>> start DATASET RECORDS
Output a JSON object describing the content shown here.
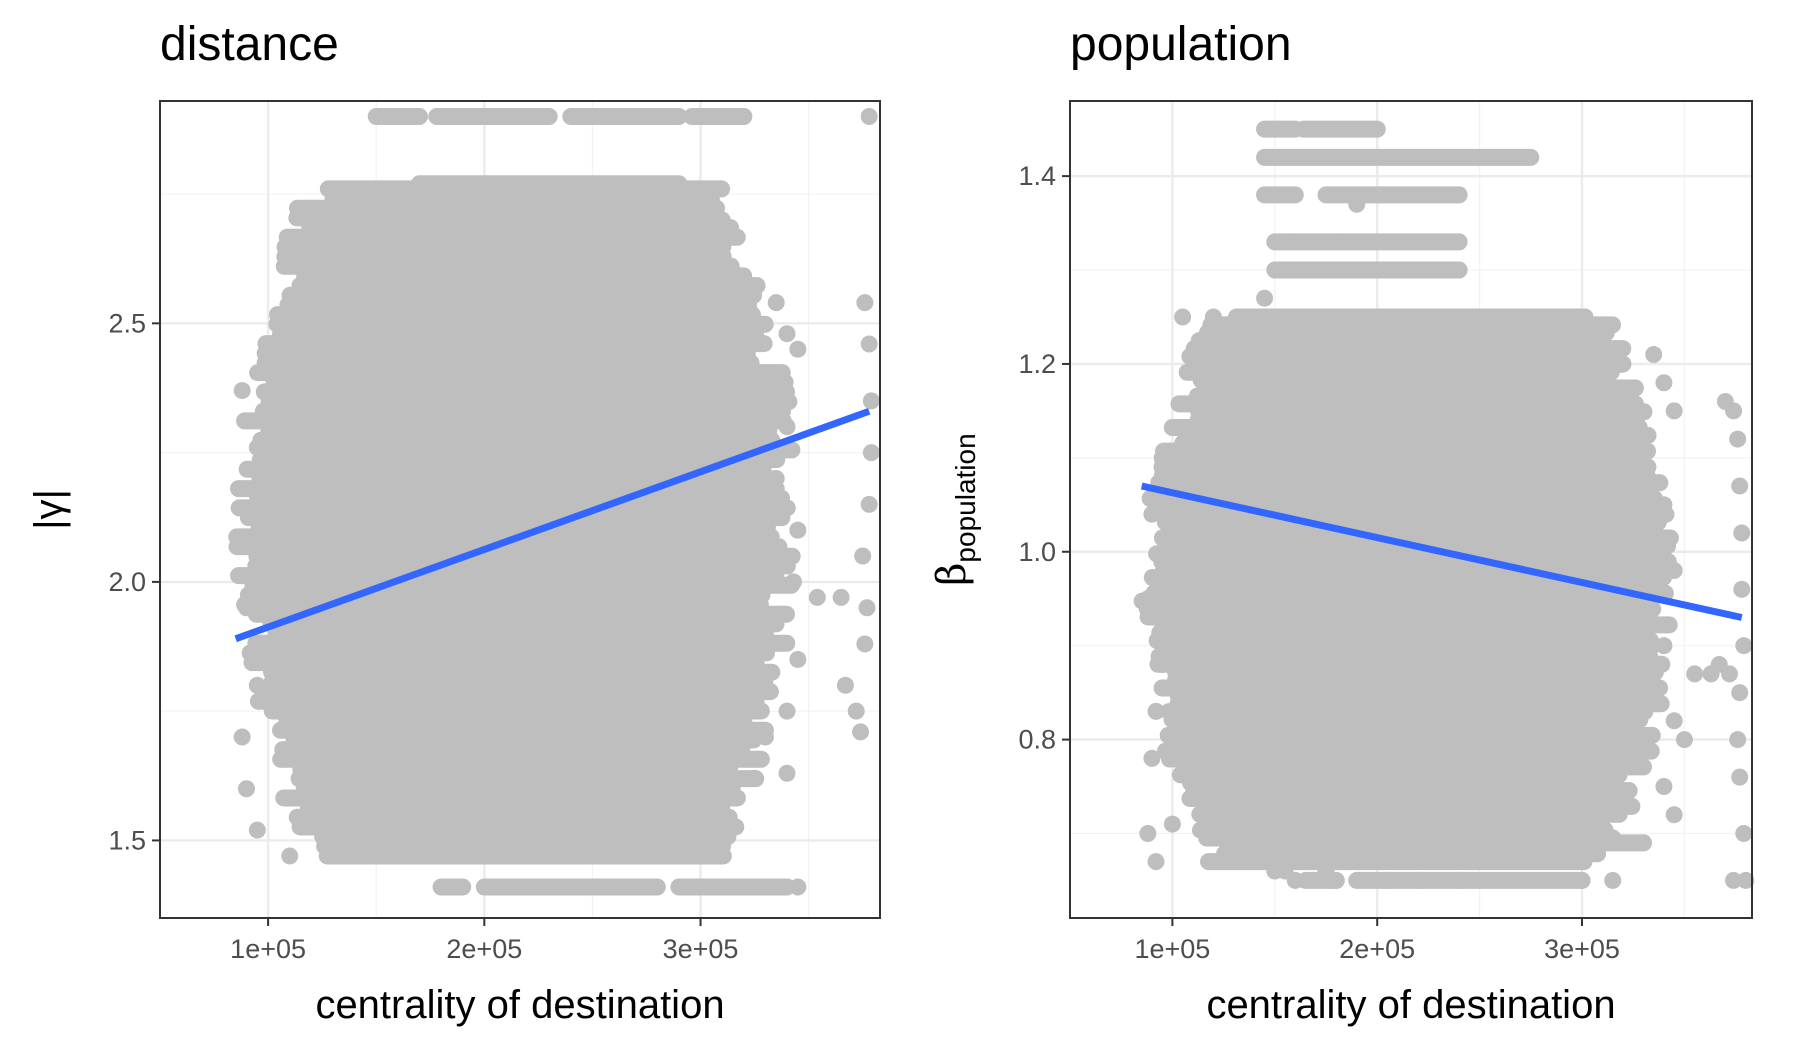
{
  "chart_data": [
    {
      "type": "scatter",
      "title": "distance",
      "xlabel": "centrality of destination",
      "ylabel": "|γ|",
      "xlim": [
        50000,
        383000
      ],
      "ylim": [
        1.35,
        2.93
      ],
      "xticks": [
        100000,
        200000,
        300000
      ],
      "xtick_labels": [
        "1e+05",
        "2e+05",
        "3e+05"
      ],
      "yticks": [
        1.5,
        2.0,
        2.5
      ],
      "ytick_labels": [
        "1.5",
        "2.0",
        "2.5"
      ],
      "grid": true,
      "point_color": "#bebebe",
      "trend_color": "#3366ff",
      "trend_line": {
        "x": [
          85000,
          378000
        ],
        "y": [
          1.89,
          2.33
        ]
      },
      "point_cloud": {
        "x_range": [
          85000,
          345000
        ],
        "y_range": [
          1.47,
          2.76
        ]
      },
      "points": [
        [
          88000,
          2.37
        ],
        [
          95000,
          2.26
        ],
        [
          110000,
          2.43
        ],
        [
          120000,
          2.43
        ],
        [
          140000,
          2.42
        ],
        [
          150000,
          2.55
        ],
        [
          165000,
          2.58
        ],
        [
          175000,
          2.76
        ],
        [
          185000,
          2.65
        ],
        [
          195000,
          2.76
        ],
        [
          210000,
          2.76
        ],
        [
          230000,
          2.75
        ],
        [
          250000,
          2.76
        ],
        [
          265000,
          2.76
        ],
        [
          280000,
          2.74
        ],
        [
          290000,
          2.71
        ],
        [
          305000,
          2.74
        ],
        [
          310000,
          2.7
        ],
        [
          320000,
          2.53
        ],
        [
          335000,
          2.54
        ],
        [
          340000,
          2.48
        ],
        [
          345000,
          2.45
        ],
        [
          325000,
          2.34
        ],
        [
          340000,
          2.3
        ],
        [
          335000,
          2.2
        ],
        [
          345000,
          2.1
        ],
        [
          343000,
          2.0
        ],
        [
          330000,
          1.9
        ],
        [
          345000,
          1.85
        ],
        [
          340000,
          1.75
        ],
        [
          330000,
          1.7
        ],
        [
          340000,
          1.63
        ],
        [
          325000,
          1.62
        ],
        [
          300000,
          1.63
        ],
        [
          270000,
          1.64
        ],
        [
          240000,
          1.64
        ],
        [
          210000,
          1.64
        ],
        [
          180000,
          1.6
        ],
        [
          150000,
          1.55
        ],
        [
          130000,
          1.5
        ],
        [
          110000,
          1.47
        ],
        [
          95000,
          1.52
        ],
        [
          90000,
          1.6
        ],
        [
          88000,
          1.7
        ],
        [
          95000,
          1.8
        ],
        [
          90000,
          1.95
        ],
        [
          95000,
          2.08
        ],
        [
          100000,
          2.18
        ],
        [
          365000,
          1.97
        ],
        [
          367000,
          1.8
        ],
        [
          372000,
          1.75
        ],
        [
          374000,
          1.71
        ],
        [
          376000,
          1.88
        ],
        [
          377000,
          1.95
        ],
        [
          375000,
          2.05
        ],
        [
          378000,
          2.15
        ],
        [
          379000,
          2.25
        ],
        [
          379000,
          2.35
        ],
        [
          378000,
          2.46
        ],
        [
          376000,
          2.54
        ],
        [
          354000,
          1.97
        ],
        [
          112000,
          2.34
        ],
        [
          160000,
          2.45
        ],
        [
          120000,
          1.9
        ],
        [
          300000,
          2.3
        ],
        [
          250000,
          2.2
        ],
        [
          200000,
          2.0
        ],
        [
          170000,
          1.85
        ],
        [
          230000,
          1.75
        ],
        [
          280000,
          1.95
        ],
        [
          310000,
          2.05
        ],
        [
          140000,
          1.75
        ]
      ],
      "band_rows": [
        {
          "y": 2.9,
          "x": [
            150000,
            320000
          ],
          "gaps": [
            [
              170000,
              178000
            ],
            [
              230000,
              240000
            ],
            [
              290000,
              296000
            ]
          ]
        },
        {
          "y": 1.41,
          "x": [
            180000,
            340000
          ],
          "gaps": [
            [
              190000,
              200000
            ],
            [
              280000,
              290000
            ]
          ]
        },
        {
          "y": 1.49,
          "x": [
            160000,
            270000
          ],
          "gaps": [
            [
              210000,
              215000
            ]
          ]
        },
        {
          "y": 2.77,
          "x": [
            170000,
            290000
          ],
          "gaps": []
        },
        {
          "y": 2.7,
          "x": [
            190000,
            290000
          ],
          "gaps": []
        },
        {
          "y": 2.63,
          "x": [
            175000,
            290000
          ],
          "gaps": []
        }
      ],
      "isolated_points": [
        [
          378000,
          2.9
        ],
        [
          320000,
          2.9
        ],
        [
          300000,
          1.41
        ],
        [
          330000,
          1.41
        ],
        [
          345000,
          1.41
        ]
      ]
    },
    {
      "type": "scatter",
      "title": "population",
      "xlabel": "centrality of destination",
      "ylabel": "β",
      "ylabel_sub": "population",
      "xlim": [
        50000,
        383000
      ],
      "ylim": [
        0.61,
        1.48
      ],
      "xticks": [
        100000,
        200000,
        300000
      ],
      "xtick_labels": [
        "1e+05",
        "2e+05",
        "3e+05"
      ],
      "yticks": [
        0.8,
        1.0,
        1.2,
        1.4
      ],
      "ytick_labels": [
        "0.8",
        "1.0",
        "1.2",
        "1.4"
      ],
      "grid": true,
      "point_color": "#bebebe",
      "trend_color": "#3366ff",
      "trend_line": {
        "x": [
          85000,
          378000
        ],
        "y": [
          1.07,
          0.93
        ]
      },
      "point_cloud": {
        "x_range": [
          85000,
          345000
        ],
        "y_range": [
          0.67,
          1.25
        ]
      },
      "points": [
        [
          88000,
          0.7
        ],
        [
          92000,
          0.67
        ],
        [
          100000,
          0.71
        ],
        [
          110000,
          0.75
        ],
        [
          130000,
          0.67
        ],
        [
          150000,
          0.66
        ],
        [
          160000,
          0.65
        ],
        [
          175000,
          0.66
        ],
        [
          180000,
          0.65
        ],
        [
          205000,
          0.65
        ],
        [
          220000,
          0.65
        ],
        [
          240000,
          0.65
        ],
        [
          90000,
          1.04
        ],
        [
          88000,
          0.95
        ],
        [
          95000,
          0.88
        ],
        [
          92000,
          0.83
        ],
        [
          90000,
          0.78
        ],
        [
          95000,
          1.1
        ],
        [
          105000,
          1.25
        ],
        [
          120000,
          1.25
        ],
        [
          145000,
          1.27
        ],
        [
          160000,
          1.33
        ],
        [
          180000,
          1.33
        ],
        [
          190000,
          1.37
        ],
        [
          300000,
          1.23
        ],
        [
          310000,
          1.21
        ],
        [
          320000,
          1.2
        ],
        [
          335000,
          1.21
        ],
        [
          340000,
          1.18
        ],
        [
          345000,
          1.15
        ],
        [
          340000,
          1.05
        ],
        [
          345000,
          0.98
        ],
        [
          340000,
          0.9
        ],
        [
          345000,
          0.82
        ],
        [
          340000,
          0.75
        ],
        [
          350000,
          0.8
        ],
        [
          345000,
          0.72
        ],
        [
          330000,
          0.69
        ],
        [
          355000,
          0.87
        ],
        [
          363000,
          0.87
        ],
        [
          367000,
          0.88
        ],
        [
          370000,
          1.16
        ],
        [
          374000,
          1.15
        ],
        [
          376000,
          1.12
        ],
        [
          377000,
          1.07
        ],
        [
          378000,
          1.02
        ],
        [
          378000,
          0.96
        ],
        [
          379000,
          0.9
        ],
        [
          377000,
          0.85
        ],
        [
          376000,
          0.8
        ],
        [
          377000,
          0.76
        ],
        [
          374000,
          0.65
        ],
        [
          379000,
          0.7
        ],
        [
          372000,
          0.87
        ],
        [
          300000,
          1.05
        ],
        [
          250000,
          1.1
        ],
        [
          200000,
          1.0
        ],
        [
          150000,
          0.95
        ],
        [
          230000,
          0.85
        ],
        [
          280000,
          0.9
        ],
        [
          120000,
          1.1
        ],
        [
          170000,
          1.15
        ],
        [
          260000,
          0.78
        ],
        [
          310000,
          0.95
        ],
        [
          140000,
          0.85
        ],
        [
          210000,
          1.2
        ]
      ],
      "band_rows": [
        {
          "y": 1.45,
          "x": [
            145000,
            200000
          ],
          "gaps": [
            [
              160000,
              164000
            ]
          ]
        },
        {
          "y": 1.42,
          "x": [
            145000,
            275000
          ],
          "gaps": []
        },
        {
          "y": 1.38,
          "x": [
            145000,
            240000
          ],
          "gaps": [
            [
              160000,
              175000
            ]
          ]
        },
        {
          "y": 1.33,
          "x": [
            150000,
            240000
          ],
          "gaps": []
        },
        {
          "y": 1.3,
          "x": [
            150000,
            240000
          ],
          "gaps": []
        },
        {
          "y": 0.65,
          "x": [
            165000,
            300000
          ],
          "gaps": [
            [
              180000,
              190000
            ]
          ]
        },
        {
          "y": 0.69,
          "x": [
            190000,
            330000
          ],
          "gaps": []
        }
      ],
      "isolated_points": [
        [
          300000,
          0.65
        ],
        [
          315000,
          0.65
        ],
        [
          380000,
          0.65
        ],
        [
          175000,
          0.66
        ],
        [
          155000,
          0.66
        ],
        [
          140000,
          0.67
        ]
      ]
    }
  ]
}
>> end DATASET RECORDS
— INSTRUCTIONS TO FOLLOW —
Check each line above for the string "population", then copy the ones that have it.

— EXERCISE RESULT —
      "title": "population",
      "ylabel_sub": "population",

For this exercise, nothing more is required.